GIVEN RECORDS:
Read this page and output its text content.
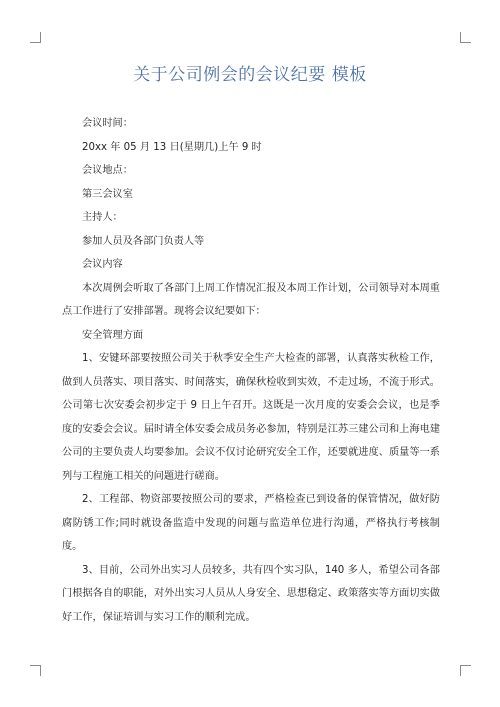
关于公司例会的会议纪要 模板

会议时间：

20xx 年 05 月 13 日(星期几)上午 9 时

会议地点：

第三会议室

主持人：

参加人员及各部门负责人等

会议内容

本次周例会听取了各部门上周工作情况汇报及本周工作计划，公司领导对本周重点工作进行了安排部署。现将会议纪要如下：

安全管理方面

1、安键环部要按照公司关于秋季安全生产大检查的部署，认真落实秋检工作，做到人员落实、项目落实、时间落实，确保秋检收到实效，不走过场，不流于形式。公司第七次安委会初步定于 9 日上午召开。这既是一次月度的安委会会议，也是季度的安委会会议。届时请全体安委会成员务必参加，特别是江苏三建公司和上海电建公司的主要负责人均要参加。会议不仅讨论研究安全工作，还要就进度、质量等一系列与工程施工相关的问题进行磋商。

2、工程部、物资部要按照公司的要求，严格检查已到设备的保管情况，做好防腐防锈工作;同时就设备监造中发现的问题与监造单位进行沟通，严格执行考核制度。

3、目前，公司外出实习人员较多，共有四个实习队，140 多人，希望公司各部门根据各自的职能，对外出实习人员从人身安全、思想稳定、政策落实等方面切实做好工作，保证培训与实习工作的顺利完成。
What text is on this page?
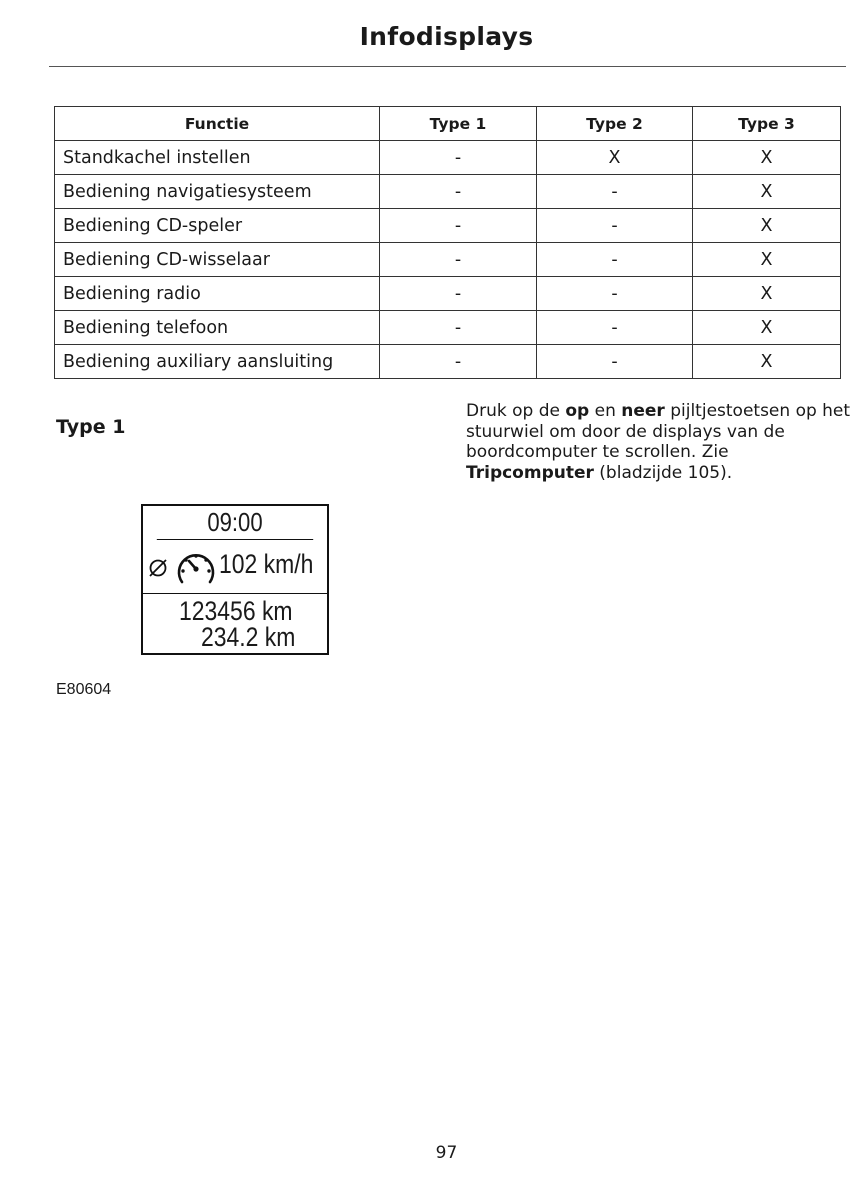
Infodisplays
Functie	Type 1	Type 2	Type 3
Standkachel instellen	-	X	X
Bediening navigatiesysteem	-	-	X
Bediening CD-speler	-	-	X
Bediening CD-wisselaar	-	-	X
Bediening radio	-	-	X
Bediening telefoon	-	-	X
Bediening auxiliary aansluiting	-	-	X
Type 1
Druk op de op en neer pijltjestoetsen op het stuurwiel om door de displays van de boordcomputer te scrollen. Zie Tripcomputer (bladzijde 105).
09:00
102 km/h
123456 km
234.2 km
E80604
97
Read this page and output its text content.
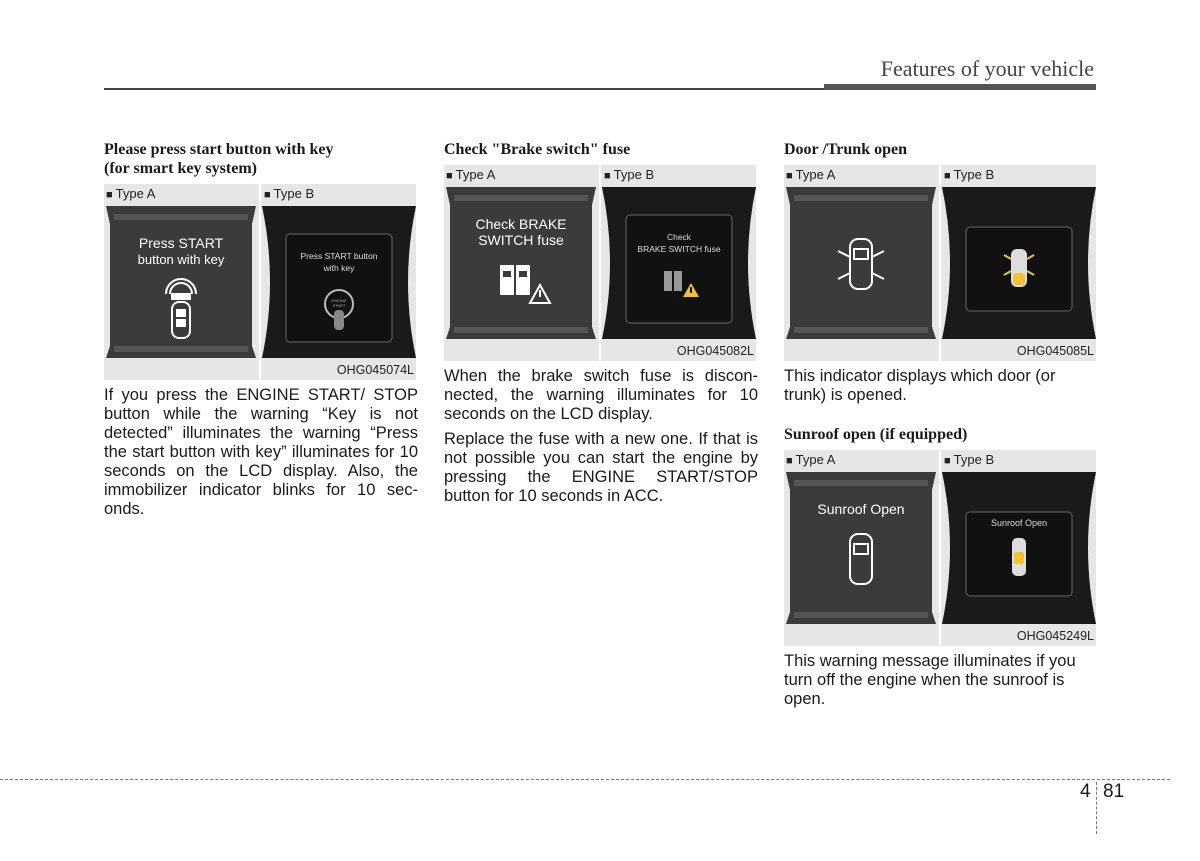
Features of your vehicle
Please press start button with key
(for smart key system)
■ Type A	■ Type B
Press START
button with key	Press START button
with key
ENGINE
START
OHG045074L

If you press the ENGINE START/ STOP button while the warning “Key is not detected” illuminates the warning “Press the start button with key” illuminates for 10 seconds on the LCD display. Also, the immobilizer indicator blinks for 10 sec-onds.

Check "Brake switch" fuse
■ Type A	■ Type B
Check BRAKE
SWITCH fuse	Check
BRAKE SWITCH fuse
OHG045082L

When the brake switch fuse is discon-nected, the warning illuminates for 10 seconds on the LCD display.

Replace the fuse with a new one. If that is not possible you can start the engine by pressing the ENGINE START/STOP button for 10 seconds in ACC.

Door /Trunk open
■ Type A	■ Type B
OHG045085L

This indicator displays which door (or trunk) is opened.

Sunroof open (if equipped)
■ Type A	■ Type B
Sunroof Open
Sunroof Open
OHG045249L

This warning message illuminates if you turn off the engine when the sunroof is open.

4 81
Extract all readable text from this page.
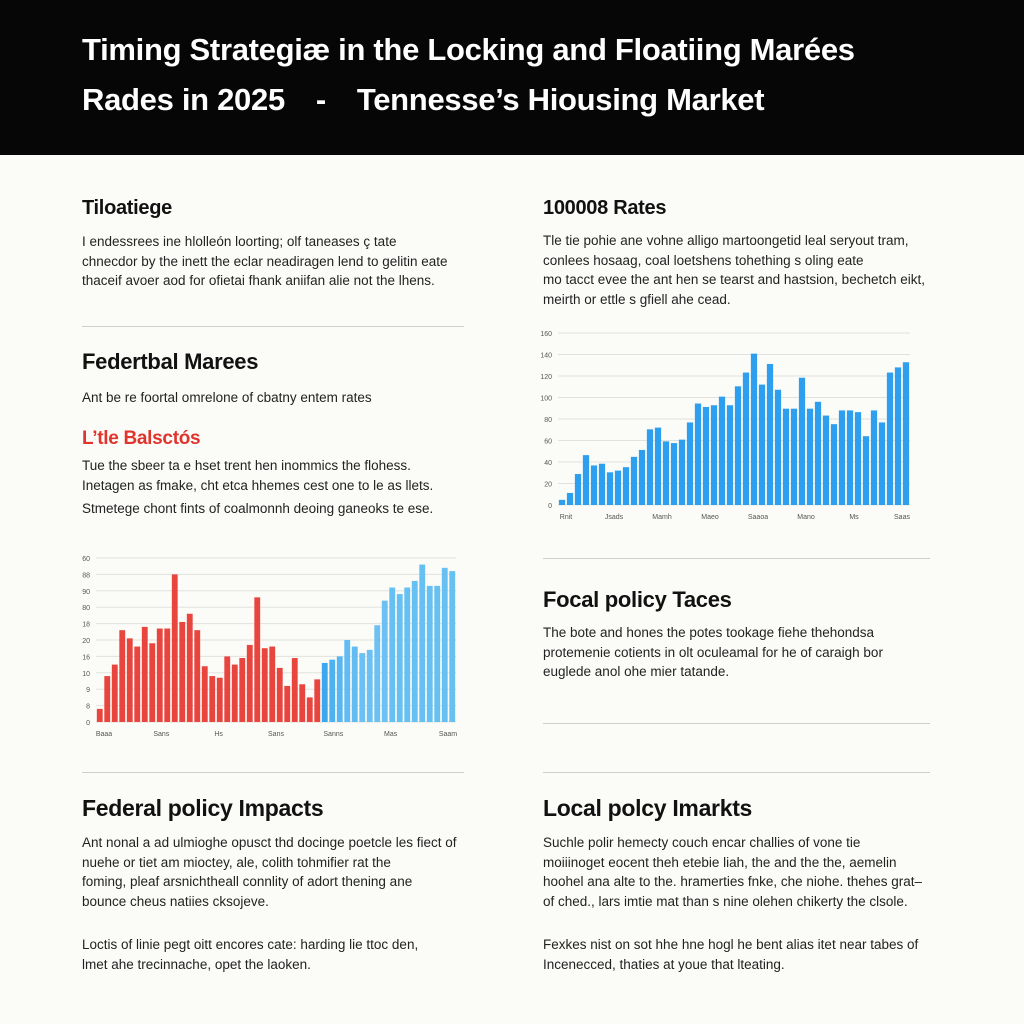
Timing Strategiæ in the Locking and Floatiing Marées
Rades in 2025 - Tennesse’s Hiousing Market
Tiloatiege
I endessrees ine hlolleón loorting; olf taneases ç tate
chnecdor by the inett the eclar neadiragen lend to gelitin eate
thaceif avoer aod for ofietai fhank aniifan alie not the lhens.
Federtbal Marees
Ant be re foortal omrelone of cbatny entem rates
L’tle Balsctós
Tue the sbeer ta e hset trent hen inommics the flohess.
Inetagen as fmake, cht etca hhemes cest one to le as llets.
Stmetege chont fints of coalmonnh deoing ganeoks te ese.
0
8
9
10
16
20
18
80
90
88
60
Baaa	Sans	Hs	Sans	Sanns	Mas	Saam
Federal policy Impacts
Ant nonal a ad ulmioghe opusct thd docinge poetcle les fiect of
nuehe or tiet am mioctey, ale, colith tohmifier rat the
foming, pleaf arsnichtheall connlity of adort thening ane
bounce cheus natiies cksojeve.
Loctis of linie pegt oitt encores cate: harding lie ttoc den,
lmet ahe trecinnache, opet the laoken.
100008 Rates
Tle tie pohie ane vohne alligo martoongetid leal seryout tram,
conlees hosaag, coal loetshens tohething s oling eate
mo tacct evee the ant hen se tearst and hastsion, bechetch eikt,
meirth or ettle s gfiell ahe cead.
0
20
40
60
80
100
120
140
160
Rnit	Jsads	Mamh	Maeo	Saaoa	Mano	Ms	Saas
Focal policy Taces
The bote and hones the potes tookage fiehe thehondsa
protemenie cotients in olt oculeamal for he of caraigh bor
euglede anol ohe mier tatande.
Local polcy Imarkts
Suchle polir hemecty couch encar challies of vone tie
moiiinoget eocent theh etebie liah, the and the the, aemelin
hoohel ana alte to the. hramerties fnke, che niohe. thehes grat–
of ched., lars imtie mat than s nine olehen chikerty the clsole.
Fexkes nist on sot hhe hne hogl he bent alias itet near tabes of
Incenecced, thaties at youe that lteating.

EXERCISE BRIEF: In the records above, locate each line with the word "indicator". Copy all such lines.

REPLY TO THE TASK:
If you press the ENGINE START/ STOP button while the warning “Key is not detected” illuminates the warning “Press the start button with key” illuminates for 10 seconds on the LCD display. Also, the immobilizer indicator blinks for 10 sec-onds.
This indicator displays which door (or trunk) is opened.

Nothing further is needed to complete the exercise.